━━ Entries shown

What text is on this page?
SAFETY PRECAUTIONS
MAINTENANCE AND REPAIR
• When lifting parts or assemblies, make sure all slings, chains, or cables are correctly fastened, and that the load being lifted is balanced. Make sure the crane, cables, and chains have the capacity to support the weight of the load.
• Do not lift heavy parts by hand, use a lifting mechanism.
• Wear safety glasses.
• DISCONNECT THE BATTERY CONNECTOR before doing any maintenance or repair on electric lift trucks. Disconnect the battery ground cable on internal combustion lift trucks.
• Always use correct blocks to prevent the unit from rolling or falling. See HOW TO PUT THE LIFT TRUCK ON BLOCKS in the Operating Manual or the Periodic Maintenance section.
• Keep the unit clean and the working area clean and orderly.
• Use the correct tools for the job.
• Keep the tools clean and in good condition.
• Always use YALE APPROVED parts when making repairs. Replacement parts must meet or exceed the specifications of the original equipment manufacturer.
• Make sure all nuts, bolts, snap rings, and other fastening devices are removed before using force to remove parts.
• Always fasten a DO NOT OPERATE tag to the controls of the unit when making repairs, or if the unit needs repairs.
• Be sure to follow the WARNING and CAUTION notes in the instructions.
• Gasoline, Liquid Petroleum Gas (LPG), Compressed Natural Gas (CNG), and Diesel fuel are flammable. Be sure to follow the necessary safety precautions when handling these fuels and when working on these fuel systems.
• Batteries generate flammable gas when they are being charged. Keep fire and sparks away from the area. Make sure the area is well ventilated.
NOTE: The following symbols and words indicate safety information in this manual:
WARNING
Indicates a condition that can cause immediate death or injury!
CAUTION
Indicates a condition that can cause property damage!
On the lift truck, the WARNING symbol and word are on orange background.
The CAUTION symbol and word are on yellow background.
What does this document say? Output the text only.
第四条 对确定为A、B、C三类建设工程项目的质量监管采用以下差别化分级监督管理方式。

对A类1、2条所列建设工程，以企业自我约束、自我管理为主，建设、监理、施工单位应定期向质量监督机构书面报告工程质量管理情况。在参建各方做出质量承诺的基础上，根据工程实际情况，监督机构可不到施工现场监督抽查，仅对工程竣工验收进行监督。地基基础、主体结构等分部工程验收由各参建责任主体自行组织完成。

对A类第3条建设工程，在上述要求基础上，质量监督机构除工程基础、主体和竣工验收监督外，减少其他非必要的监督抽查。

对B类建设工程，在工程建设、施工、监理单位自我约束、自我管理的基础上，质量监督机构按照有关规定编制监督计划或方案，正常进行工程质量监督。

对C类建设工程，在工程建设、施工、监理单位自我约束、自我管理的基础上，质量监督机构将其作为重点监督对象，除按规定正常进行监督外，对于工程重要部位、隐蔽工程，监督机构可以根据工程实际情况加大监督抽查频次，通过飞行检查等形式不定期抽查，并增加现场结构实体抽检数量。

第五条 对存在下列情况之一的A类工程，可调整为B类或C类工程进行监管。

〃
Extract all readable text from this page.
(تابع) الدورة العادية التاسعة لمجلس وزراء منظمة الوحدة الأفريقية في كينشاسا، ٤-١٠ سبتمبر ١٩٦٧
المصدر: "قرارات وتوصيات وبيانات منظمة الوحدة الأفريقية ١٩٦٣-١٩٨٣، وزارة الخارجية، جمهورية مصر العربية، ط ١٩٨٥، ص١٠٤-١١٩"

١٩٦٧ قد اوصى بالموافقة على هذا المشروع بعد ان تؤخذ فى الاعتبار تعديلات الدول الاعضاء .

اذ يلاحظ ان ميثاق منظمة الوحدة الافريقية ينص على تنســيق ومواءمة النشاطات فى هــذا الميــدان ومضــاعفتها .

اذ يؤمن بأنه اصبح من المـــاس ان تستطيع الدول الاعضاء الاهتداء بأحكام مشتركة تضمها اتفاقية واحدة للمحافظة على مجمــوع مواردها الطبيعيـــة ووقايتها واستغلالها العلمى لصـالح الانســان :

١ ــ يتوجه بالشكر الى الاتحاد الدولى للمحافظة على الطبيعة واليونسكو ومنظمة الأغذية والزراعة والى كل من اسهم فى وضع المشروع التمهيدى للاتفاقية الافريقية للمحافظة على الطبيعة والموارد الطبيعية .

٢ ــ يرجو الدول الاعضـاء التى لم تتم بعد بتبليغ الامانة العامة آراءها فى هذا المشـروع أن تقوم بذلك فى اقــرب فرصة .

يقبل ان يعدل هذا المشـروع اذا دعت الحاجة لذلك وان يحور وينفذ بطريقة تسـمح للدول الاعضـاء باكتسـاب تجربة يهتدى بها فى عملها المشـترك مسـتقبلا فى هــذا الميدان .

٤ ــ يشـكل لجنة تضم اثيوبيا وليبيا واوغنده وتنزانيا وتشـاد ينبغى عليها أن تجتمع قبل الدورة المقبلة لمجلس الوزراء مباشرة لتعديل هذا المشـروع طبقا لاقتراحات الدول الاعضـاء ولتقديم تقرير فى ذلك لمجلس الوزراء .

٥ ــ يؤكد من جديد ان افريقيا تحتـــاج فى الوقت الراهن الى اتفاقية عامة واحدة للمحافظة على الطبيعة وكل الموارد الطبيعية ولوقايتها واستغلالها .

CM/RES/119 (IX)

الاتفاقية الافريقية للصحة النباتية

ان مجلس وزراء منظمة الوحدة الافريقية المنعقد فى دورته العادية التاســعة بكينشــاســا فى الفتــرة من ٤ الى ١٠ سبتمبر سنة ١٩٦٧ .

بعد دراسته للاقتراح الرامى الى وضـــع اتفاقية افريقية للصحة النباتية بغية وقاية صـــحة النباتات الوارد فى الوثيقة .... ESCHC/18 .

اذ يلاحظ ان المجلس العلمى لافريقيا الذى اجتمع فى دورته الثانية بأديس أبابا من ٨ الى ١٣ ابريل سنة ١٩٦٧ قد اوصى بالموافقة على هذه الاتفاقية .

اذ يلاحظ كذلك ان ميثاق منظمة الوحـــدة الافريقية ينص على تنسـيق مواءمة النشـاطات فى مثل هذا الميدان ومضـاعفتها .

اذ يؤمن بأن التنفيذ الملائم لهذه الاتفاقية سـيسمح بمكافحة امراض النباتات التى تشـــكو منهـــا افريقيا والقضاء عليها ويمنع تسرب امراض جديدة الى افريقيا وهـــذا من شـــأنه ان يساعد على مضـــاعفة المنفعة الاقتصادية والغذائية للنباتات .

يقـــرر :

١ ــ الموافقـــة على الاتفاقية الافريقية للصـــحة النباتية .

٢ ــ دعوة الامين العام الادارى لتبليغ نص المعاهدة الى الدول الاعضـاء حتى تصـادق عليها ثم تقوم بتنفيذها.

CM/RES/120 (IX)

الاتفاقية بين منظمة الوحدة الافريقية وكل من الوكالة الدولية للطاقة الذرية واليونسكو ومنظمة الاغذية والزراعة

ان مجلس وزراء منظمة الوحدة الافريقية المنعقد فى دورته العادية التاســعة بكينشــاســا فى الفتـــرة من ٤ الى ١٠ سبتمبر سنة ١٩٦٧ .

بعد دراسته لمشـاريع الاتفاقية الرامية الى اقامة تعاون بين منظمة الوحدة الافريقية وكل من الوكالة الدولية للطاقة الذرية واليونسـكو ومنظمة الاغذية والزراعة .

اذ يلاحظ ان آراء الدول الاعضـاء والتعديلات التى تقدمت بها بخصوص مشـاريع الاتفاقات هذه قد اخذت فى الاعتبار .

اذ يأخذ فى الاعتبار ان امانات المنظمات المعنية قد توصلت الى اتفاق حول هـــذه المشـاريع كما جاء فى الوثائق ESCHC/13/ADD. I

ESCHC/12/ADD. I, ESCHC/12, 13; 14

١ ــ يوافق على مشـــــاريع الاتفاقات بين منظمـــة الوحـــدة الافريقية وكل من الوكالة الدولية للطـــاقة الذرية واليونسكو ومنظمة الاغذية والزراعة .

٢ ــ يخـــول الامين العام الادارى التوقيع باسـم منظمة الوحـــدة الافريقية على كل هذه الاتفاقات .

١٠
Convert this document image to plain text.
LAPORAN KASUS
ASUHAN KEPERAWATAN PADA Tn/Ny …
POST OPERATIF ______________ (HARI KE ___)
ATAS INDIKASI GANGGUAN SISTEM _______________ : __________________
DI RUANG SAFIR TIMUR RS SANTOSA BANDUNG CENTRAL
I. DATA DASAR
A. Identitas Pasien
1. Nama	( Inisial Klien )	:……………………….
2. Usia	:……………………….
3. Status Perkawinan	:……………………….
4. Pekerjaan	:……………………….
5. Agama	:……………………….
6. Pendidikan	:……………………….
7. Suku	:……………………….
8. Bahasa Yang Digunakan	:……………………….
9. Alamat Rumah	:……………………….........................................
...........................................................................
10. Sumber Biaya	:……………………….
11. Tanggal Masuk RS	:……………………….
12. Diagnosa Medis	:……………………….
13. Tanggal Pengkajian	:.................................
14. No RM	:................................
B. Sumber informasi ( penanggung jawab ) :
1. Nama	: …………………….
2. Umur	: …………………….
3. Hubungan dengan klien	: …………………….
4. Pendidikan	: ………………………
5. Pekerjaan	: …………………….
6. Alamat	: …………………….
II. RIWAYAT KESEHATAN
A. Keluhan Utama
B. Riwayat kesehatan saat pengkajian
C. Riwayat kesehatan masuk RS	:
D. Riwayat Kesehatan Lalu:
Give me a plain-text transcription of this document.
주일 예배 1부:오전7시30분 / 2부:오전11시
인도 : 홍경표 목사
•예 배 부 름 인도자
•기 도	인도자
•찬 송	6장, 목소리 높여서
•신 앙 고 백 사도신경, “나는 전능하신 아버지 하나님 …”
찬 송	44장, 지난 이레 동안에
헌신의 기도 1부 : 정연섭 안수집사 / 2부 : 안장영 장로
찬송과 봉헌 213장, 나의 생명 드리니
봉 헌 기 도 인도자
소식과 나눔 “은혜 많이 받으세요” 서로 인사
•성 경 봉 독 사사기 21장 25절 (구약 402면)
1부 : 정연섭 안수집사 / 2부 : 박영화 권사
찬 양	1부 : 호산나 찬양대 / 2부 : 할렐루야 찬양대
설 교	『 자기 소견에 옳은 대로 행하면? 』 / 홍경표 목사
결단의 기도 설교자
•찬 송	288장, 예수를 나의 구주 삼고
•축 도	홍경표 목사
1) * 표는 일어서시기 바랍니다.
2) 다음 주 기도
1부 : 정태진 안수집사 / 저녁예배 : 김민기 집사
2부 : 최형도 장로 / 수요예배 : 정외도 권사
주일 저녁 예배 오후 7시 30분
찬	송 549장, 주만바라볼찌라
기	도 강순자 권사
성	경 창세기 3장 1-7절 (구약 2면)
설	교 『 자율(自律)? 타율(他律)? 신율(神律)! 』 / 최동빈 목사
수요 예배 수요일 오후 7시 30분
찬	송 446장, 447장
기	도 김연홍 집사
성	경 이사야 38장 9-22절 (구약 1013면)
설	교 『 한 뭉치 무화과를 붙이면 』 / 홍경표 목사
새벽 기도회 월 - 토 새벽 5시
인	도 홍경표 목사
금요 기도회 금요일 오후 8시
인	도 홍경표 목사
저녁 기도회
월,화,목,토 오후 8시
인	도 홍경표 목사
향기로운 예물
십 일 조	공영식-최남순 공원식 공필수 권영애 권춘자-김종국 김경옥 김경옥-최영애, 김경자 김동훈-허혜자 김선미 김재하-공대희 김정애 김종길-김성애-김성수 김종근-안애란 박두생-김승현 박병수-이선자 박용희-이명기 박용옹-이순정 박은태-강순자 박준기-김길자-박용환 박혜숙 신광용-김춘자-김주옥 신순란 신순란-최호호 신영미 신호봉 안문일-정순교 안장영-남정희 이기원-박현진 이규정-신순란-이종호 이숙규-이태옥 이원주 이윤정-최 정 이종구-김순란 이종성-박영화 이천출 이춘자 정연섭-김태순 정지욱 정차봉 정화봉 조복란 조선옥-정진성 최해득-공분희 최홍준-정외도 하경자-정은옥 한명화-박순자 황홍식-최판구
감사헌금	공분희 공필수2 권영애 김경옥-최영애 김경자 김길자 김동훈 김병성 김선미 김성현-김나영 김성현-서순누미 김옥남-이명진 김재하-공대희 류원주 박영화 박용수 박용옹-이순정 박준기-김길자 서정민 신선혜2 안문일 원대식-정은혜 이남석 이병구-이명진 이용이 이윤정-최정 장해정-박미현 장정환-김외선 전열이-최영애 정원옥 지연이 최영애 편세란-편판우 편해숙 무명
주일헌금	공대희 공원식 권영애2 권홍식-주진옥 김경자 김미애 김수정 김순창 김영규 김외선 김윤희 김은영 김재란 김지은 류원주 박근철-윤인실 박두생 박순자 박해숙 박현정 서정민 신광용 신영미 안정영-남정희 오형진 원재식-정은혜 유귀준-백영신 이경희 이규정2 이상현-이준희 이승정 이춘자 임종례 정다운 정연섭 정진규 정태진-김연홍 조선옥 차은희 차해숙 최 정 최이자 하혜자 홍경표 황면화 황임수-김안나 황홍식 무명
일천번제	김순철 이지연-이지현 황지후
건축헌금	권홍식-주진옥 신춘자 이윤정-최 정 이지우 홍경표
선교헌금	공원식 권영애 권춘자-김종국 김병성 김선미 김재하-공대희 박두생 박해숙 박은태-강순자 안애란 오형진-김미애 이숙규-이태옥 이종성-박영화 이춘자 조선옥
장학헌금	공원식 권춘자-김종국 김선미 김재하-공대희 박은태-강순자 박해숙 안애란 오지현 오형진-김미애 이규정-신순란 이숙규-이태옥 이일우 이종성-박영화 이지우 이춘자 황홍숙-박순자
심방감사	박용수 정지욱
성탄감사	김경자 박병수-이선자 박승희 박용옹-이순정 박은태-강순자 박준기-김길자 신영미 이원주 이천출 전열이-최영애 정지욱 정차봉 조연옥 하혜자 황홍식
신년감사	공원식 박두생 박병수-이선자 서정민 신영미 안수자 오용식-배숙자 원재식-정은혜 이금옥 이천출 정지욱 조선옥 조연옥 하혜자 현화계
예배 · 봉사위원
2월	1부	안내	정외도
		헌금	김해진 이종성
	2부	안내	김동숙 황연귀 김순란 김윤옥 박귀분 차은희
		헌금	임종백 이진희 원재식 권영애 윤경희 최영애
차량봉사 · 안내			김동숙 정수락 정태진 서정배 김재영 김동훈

━━━━

Do this
Using the records above, select and copy every line that has the word "ميثاق".

Exercise output
اذ يلاحظ ان ميثاق منظمة الوحدة الافريقية ينص على تنســيق ومواءمة النشاطات فى هــذا الميــدان ومضــاعفتها .
اذ يلاحظ كذلك ان ميثاق منظمة الوحـــدة الافريقية ينص على تنسـيق مواءمة النشـاطات فى مثل هذا الميدان ومضـاعفتها .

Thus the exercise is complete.